= THE REQUEST =
Give the number of lines that include the word "data", nothing more.

--

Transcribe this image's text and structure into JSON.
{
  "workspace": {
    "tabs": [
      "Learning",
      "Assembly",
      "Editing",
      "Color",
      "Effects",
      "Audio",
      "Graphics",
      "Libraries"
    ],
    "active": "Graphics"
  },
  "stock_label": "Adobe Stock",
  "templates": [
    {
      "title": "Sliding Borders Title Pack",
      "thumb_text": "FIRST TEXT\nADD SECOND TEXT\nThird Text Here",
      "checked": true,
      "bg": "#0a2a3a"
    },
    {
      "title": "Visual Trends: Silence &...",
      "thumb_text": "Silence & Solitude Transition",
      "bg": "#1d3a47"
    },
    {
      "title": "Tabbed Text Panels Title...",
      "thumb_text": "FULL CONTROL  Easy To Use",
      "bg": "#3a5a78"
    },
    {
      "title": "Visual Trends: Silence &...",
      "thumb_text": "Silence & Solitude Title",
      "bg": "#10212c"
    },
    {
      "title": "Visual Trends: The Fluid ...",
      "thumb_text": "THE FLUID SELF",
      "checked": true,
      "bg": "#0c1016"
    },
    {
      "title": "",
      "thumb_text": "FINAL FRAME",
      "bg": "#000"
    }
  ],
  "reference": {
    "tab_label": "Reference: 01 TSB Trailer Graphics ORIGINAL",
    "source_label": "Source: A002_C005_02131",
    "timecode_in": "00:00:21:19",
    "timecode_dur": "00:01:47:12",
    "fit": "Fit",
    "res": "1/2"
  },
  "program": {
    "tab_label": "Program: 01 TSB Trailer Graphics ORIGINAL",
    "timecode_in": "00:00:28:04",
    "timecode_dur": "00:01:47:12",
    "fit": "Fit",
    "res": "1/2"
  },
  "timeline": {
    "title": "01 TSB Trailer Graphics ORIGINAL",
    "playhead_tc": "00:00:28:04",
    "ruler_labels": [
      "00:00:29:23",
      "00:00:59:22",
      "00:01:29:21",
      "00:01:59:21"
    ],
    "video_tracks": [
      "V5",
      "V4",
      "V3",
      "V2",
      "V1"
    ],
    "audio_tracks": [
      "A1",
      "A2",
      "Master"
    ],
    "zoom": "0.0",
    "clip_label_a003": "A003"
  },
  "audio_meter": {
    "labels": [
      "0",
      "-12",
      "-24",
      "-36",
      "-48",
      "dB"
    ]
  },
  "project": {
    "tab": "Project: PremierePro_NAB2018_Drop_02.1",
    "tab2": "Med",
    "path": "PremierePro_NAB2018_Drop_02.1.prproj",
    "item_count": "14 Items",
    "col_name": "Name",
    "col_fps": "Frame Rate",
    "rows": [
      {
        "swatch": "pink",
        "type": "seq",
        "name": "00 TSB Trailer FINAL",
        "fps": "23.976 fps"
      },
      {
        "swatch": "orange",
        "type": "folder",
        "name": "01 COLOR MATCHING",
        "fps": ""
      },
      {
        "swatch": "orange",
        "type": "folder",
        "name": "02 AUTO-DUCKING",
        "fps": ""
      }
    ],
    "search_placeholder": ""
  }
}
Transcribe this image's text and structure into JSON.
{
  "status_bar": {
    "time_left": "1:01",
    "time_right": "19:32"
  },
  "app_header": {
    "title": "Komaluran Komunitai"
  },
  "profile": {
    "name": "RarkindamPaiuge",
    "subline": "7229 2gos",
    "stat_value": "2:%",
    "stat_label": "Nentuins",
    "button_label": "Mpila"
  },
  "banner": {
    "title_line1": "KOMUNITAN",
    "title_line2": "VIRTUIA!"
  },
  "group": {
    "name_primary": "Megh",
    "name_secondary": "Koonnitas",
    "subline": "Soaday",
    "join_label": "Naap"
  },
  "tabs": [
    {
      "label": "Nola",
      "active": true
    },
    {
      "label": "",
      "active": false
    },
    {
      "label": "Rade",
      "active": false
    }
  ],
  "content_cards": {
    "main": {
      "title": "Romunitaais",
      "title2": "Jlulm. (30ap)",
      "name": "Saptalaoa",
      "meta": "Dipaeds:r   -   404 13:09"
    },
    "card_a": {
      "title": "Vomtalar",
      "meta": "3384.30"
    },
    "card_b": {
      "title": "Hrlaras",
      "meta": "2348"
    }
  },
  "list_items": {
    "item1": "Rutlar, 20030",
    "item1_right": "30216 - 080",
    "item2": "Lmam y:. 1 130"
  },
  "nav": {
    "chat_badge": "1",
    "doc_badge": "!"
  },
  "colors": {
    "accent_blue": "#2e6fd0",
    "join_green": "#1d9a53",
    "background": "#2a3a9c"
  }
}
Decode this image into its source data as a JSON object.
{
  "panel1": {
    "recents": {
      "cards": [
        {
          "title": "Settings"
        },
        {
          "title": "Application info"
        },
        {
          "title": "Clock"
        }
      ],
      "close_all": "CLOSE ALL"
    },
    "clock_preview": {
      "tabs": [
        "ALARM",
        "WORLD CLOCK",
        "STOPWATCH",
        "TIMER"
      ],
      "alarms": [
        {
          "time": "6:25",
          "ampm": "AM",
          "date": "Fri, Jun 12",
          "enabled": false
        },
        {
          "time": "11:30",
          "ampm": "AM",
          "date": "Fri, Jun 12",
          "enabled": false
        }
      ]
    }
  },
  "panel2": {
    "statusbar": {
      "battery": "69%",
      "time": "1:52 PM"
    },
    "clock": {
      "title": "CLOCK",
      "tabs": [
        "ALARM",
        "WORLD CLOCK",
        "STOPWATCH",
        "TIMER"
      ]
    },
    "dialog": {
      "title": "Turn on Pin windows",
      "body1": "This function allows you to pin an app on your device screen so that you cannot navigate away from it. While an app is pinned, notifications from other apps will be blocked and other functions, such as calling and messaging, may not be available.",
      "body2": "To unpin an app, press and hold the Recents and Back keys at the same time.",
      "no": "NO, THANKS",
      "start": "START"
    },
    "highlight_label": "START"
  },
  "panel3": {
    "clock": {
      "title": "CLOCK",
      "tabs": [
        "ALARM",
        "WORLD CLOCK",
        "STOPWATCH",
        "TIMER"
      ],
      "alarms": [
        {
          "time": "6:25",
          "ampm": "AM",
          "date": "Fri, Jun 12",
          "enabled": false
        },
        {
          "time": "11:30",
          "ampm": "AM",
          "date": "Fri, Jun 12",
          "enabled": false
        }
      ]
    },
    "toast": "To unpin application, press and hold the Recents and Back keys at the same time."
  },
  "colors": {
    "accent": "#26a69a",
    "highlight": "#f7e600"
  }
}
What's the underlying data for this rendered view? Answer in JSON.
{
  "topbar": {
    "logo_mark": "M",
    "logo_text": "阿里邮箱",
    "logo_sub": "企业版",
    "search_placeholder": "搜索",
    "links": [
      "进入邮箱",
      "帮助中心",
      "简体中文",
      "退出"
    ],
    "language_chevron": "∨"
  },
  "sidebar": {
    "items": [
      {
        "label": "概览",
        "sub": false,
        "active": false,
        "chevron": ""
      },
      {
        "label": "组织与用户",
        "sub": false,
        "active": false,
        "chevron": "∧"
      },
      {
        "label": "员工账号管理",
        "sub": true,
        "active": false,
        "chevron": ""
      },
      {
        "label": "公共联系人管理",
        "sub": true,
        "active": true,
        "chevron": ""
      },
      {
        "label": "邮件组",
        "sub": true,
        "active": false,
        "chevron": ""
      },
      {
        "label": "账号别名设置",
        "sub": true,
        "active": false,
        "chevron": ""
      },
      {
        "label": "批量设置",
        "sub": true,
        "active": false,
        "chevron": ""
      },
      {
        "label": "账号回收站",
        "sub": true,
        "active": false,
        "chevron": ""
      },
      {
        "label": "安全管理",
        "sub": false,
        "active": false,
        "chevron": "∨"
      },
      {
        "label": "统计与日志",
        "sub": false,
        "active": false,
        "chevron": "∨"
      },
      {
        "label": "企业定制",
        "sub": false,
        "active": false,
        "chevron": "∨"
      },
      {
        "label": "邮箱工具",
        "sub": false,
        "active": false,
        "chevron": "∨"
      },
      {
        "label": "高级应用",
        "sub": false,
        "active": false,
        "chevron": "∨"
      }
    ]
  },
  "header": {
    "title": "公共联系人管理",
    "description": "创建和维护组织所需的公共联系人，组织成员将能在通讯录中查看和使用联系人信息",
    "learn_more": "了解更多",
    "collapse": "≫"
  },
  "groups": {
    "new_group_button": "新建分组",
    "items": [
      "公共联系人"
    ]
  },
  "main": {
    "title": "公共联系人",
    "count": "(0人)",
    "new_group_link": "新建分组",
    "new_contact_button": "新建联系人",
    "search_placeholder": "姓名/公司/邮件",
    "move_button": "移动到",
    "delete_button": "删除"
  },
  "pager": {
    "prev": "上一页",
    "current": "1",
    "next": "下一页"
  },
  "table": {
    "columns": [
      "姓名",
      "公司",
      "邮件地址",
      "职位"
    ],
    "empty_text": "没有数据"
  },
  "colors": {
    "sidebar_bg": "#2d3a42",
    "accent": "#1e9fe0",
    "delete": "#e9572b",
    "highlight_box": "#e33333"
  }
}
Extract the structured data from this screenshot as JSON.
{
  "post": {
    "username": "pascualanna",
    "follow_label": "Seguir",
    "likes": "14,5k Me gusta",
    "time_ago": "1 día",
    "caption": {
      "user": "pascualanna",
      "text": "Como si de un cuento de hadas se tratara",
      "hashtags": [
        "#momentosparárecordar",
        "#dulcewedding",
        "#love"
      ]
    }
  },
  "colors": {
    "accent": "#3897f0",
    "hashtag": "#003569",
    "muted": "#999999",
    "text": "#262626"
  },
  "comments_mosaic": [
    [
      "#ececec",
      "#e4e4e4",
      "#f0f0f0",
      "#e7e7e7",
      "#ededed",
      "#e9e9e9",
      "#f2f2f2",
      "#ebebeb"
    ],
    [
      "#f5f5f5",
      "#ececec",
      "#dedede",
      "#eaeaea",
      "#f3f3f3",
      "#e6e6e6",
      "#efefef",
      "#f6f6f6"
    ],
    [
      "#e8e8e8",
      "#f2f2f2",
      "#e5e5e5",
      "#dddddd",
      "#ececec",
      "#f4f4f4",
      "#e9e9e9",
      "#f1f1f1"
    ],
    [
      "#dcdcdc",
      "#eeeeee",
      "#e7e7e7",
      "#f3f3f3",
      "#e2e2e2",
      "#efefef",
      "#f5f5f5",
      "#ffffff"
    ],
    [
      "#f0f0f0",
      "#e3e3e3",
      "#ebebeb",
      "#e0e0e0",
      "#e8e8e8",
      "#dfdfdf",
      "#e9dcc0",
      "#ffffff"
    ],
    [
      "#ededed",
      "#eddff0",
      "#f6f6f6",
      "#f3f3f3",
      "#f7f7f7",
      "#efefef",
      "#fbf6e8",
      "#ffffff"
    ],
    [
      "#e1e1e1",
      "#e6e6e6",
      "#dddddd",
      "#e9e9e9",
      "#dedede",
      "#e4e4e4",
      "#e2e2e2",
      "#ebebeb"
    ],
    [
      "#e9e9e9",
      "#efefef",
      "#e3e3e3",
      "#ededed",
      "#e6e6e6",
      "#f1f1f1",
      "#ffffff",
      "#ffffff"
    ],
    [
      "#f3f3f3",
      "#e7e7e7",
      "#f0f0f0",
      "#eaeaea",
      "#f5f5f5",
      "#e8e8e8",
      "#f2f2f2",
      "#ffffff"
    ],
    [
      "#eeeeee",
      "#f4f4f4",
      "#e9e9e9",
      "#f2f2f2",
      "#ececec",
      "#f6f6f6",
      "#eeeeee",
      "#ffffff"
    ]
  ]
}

--

= OUTPUT OF THE TASK =
3